YOUR TASK:
Count every line that has the word "blog". Give the number, without anything more.
(begin)
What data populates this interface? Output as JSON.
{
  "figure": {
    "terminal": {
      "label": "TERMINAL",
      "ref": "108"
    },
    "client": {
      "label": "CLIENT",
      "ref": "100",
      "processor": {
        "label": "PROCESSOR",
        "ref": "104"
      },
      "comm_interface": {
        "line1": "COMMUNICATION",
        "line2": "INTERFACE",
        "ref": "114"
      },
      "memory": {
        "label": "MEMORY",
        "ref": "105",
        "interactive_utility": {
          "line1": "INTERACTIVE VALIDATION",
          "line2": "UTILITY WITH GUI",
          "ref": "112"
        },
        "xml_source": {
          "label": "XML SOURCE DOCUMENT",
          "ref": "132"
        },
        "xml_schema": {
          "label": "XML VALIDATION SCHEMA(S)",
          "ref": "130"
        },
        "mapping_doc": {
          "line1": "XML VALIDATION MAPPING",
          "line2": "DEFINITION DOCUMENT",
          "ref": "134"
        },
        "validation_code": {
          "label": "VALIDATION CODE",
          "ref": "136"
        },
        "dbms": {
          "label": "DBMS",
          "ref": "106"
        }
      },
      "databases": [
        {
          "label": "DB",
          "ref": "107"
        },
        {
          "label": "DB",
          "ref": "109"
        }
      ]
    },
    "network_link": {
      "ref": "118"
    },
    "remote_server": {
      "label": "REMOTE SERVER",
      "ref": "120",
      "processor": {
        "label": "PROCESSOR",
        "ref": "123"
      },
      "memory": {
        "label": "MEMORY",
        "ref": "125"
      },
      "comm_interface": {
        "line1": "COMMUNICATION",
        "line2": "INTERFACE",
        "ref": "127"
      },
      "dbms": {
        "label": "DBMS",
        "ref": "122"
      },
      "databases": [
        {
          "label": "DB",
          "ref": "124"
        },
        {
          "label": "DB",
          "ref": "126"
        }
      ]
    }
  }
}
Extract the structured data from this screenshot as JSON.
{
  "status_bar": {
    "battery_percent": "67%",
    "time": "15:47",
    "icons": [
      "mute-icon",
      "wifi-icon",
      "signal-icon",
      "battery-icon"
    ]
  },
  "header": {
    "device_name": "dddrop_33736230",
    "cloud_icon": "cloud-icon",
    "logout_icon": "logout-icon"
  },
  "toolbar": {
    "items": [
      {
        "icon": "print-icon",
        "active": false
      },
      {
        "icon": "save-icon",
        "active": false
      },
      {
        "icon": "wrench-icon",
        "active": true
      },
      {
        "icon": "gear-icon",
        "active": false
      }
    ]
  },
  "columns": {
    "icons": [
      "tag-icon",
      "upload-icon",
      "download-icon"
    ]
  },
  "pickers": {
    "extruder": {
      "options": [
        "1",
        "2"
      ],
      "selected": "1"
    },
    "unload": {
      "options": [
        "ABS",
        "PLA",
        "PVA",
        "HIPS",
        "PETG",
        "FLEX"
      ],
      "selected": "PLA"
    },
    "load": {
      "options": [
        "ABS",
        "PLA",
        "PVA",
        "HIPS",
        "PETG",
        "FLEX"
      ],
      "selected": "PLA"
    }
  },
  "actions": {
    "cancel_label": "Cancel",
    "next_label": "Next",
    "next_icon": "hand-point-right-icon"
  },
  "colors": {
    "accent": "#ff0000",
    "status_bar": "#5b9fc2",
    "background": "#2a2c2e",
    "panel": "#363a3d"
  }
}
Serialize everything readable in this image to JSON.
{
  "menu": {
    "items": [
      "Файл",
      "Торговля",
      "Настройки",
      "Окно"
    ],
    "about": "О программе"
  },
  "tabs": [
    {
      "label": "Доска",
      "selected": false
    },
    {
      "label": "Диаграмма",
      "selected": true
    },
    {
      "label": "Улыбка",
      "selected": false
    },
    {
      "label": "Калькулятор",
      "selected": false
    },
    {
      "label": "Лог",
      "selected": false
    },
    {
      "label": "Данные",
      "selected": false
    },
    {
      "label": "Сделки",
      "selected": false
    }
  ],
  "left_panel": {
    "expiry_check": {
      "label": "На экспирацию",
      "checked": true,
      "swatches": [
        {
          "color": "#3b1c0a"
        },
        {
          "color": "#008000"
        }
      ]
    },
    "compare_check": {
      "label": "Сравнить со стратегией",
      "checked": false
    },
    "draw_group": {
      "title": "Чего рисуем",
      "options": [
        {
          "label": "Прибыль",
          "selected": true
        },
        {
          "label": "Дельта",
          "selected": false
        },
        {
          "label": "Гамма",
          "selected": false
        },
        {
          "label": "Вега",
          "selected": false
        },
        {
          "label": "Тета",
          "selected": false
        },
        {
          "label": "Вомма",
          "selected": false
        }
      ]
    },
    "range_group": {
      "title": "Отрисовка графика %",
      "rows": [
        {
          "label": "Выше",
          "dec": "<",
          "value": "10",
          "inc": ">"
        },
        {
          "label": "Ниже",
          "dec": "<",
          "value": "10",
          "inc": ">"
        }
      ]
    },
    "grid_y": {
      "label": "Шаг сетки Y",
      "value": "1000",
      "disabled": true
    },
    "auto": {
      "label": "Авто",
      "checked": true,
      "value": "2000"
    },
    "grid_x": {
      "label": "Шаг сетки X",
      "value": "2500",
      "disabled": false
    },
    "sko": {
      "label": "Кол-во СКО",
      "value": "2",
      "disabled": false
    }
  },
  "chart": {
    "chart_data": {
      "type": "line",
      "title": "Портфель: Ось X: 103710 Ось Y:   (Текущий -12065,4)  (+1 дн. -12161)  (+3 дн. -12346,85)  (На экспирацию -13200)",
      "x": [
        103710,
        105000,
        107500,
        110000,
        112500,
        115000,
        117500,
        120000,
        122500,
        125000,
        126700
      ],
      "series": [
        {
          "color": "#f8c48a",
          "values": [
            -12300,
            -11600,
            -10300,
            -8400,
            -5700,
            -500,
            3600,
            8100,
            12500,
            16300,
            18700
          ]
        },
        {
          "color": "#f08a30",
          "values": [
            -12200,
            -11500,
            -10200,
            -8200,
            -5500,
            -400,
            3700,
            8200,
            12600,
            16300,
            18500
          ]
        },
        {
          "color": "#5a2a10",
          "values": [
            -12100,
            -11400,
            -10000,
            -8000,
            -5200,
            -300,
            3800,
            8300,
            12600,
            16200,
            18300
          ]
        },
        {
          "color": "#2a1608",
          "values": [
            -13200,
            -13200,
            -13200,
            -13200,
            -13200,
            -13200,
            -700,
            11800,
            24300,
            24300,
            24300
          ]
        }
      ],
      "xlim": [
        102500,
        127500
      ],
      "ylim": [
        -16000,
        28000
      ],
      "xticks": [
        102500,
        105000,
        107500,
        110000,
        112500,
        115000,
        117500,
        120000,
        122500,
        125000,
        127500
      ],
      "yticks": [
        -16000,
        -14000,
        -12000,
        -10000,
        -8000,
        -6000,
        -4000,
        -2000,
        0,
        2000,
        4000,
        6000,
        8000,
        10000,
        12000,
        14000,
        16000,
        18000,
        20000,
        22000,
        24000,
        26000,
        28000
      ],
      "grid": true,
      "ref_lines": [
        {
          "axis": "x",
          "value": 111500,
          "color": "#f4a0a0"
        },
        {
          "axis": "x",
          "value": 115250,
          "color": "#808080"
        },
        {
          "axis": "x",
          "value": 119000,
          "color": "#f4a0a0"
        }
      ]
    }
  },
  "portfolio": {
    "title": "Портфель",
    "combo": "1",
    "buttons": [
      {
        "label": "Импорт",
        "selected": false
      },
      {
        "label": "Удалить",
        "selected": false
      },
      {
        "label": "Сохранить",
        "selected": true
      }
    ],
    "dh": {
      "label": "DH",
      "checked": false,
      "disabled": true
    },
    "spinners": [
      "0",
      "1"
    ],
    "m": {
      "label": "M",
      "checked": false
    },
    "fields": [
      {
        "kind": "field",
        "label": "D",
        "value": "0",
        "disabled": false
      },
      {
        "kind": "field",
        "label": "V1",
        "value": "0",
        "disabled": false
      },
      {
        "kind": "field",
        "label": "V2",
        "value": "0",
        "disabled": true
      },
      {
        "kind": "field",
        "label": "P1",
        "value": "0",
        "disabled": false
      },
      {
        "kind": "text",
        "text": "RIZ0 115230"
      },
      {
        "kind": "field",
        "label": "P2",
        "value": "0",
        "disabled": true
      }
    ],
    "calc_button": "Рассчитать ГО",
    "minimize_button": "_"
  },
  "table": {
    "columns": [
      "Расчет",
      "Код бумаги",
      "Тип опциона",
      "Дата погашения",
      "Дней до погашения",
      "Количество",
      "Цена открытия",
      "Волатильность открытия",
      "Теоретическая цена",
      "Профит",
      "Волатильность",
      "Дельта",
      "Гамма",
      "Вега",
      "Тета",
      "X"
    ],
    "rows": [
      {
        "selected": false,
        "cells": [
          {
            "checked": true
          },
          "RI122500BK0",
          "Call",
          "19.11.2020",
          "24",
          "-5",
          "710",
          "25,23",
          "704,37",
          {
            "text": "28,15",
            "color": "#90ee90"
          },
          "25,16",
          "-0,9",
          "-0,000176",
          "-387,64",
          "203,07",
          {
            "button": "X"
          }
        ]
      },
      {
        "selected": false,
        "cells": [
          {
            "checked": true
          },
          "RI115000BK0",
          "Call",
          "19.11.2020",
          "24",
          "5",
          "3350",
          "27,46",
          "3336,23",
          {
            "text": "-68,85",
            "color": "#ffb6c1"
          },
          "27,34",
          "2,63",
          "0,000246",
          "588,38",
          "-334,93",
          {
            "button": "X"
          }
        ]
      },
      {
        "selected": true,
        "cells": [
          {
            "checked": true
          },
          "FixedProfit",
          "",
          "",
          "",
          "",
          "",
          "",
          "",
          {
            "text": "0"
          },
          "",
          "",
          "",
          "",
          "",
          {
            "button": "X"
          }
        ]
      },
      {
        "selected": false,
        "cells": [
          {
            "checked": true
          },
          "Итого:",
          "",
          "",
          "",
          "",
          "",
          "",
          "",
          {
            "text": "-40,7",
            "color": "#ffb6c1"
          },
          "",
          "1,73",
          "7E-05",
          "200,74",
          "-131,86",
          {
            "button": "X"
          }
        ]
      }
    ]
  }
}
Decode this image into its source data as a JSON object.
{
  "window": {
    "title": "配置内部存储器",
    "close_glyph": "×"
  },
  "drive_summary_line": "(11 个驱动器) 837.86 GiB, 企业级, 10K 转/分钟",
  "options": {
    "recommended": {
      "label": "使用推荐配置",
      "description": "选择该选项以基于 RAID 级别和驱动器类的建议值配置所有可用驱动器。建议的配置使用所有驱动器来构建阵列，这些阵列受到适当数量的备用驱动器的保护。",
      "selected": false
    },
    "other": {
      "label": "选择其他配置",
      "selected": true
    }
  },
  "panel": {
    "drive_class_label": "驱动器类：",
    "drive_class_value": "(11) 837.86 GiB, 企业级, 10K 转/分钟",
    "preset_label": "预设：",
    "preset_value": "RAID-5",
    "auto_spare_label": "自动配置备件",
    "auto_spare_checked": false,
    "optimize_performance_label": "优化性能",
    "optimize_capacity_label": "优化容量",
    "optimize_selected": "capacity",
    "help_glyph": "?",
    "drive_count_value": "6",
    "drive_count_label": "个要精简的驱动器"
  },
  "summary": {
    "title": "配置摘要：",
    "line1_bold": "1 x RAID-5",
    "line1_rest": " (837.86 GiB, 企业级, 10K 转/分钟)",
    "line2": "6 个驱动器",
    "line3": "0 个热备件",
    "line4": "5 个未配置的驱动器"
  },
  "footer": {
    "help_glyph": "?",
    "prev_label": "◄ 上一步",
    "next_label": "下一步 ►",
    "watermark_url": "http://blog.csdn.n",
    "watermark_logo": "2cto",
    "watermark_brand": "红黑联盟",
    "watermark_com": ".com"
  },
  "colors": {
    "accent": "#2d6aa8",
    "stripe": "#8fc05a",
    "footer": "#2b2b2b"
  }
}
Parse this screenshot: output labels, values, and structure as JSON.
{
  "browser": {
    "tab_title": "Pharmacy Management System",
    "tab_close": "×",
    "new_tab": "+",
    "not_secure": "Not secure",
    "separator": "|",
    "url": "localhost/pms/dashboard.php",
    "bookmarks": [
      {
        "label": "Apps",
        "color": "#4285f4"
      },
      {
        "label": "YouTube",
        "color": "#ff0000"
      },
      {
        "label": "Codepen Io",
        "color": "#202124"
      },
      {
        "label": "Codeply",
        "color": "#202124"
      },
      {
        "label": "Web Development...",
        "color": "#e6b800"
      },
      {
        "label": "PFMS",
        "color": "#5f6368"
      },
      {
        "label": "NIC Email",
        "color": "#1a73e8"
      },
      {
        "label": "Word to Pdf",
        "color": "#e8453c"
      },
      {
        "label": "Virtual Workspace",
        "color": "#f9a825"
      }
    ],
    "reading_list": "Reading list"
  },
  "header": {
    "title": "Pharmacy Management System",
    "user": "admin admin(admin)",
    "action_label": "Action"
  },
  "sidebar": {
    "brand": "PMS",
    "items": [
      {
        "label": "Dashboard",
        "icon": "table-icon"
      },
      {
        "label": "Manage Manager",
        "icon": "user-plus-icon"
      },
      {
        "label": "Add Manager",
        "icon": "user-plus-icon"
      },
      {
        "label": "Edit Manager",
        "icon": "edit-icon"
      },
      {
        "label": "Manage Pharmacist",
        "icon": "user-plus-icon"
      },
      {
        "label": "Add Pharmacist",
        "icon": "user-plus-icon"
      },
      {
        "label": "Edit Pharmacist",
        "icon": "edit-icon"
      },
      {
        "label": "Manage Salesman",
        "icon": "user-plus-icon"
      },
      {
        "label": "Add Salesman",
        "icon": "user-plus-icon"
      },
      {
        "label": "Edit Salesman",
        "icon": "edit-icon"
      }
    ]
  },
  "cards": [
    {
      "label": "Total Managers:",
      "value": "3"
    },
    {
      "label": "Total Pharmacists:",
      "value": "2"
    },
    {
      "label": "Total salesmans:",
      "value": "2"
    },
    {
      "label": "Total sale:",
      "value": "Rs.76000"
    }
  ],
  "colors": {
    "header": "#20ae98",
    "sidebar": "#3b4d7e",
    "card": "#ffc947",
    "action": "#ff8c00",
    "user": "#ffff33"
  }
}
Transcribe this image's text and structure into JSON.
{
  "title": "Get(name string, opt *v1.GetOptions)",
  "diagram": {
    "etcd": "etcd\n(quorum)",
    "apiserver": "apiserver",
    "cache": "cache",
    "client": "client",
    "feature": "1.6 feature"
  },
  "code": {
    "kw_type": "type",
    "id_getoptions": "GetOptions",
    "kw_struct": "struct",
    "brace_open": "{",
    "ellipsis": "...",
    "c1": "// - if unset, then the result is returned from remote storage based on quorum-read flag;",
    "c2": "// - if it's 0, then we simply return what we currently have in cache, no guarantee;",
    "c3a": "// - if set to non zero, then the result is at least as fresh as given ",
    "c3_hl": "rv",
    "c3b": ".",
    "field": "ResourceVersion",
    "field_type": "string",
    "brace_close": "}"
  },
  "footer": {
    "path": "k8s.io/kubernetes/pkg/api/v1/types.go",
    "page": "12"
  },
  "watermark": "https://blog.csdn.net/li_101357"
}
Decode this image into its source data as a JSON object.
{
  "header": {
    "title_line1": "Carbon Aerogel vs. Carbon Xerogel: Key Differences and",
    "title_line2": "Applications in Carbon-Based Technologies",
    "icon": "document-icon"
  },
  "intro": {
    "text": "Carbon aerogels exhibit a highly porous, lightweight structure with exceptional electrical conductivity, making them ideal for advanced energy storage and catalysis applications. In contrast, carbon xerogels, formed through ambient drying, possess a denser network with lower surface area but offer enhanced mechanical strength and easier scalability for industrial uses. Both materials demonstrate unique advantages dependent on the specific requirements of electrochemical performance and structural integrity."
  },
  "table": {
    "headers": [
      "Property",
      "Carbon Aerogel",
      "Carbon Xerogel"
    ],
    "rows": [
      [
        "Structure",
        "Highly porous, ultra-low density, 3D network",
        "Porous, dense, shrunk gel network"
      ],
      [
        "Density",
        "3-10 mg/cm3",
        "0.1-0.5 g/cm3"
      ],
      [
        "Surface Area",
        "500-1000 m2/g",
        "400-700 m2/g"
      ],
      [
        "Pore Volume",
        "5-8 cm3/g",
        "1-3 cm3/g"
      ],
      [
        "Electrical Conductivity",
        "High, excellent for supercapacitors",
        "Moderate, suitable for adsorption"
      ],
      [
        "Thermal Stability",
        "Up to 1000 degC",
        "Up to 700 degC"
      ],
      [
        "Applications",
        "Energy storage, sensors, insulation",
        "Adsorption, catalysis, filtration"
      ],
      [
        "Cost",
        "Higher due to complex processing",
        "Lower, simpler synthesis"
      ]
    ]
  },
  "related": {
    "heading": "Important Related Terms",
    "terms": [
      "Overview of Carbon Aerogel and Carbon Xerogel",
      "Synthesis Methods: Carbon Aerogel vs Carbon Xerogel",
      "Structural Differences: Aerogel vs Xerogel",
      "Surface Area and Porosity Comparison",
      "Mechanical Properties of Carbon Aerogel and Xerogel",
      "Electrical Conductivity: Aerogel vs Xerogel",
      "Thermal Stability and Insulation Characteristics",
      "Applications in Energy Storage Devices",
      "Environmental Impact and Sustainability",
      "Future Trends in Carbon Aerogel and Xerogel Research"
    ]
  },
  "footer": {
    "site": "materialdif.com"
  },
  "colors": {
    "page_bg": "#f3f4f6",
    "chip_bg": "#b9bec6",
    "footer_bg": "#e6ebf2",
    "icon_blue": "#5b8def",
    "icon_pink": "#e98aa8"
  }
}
(end)
ANSWER FOR THE TASK:
2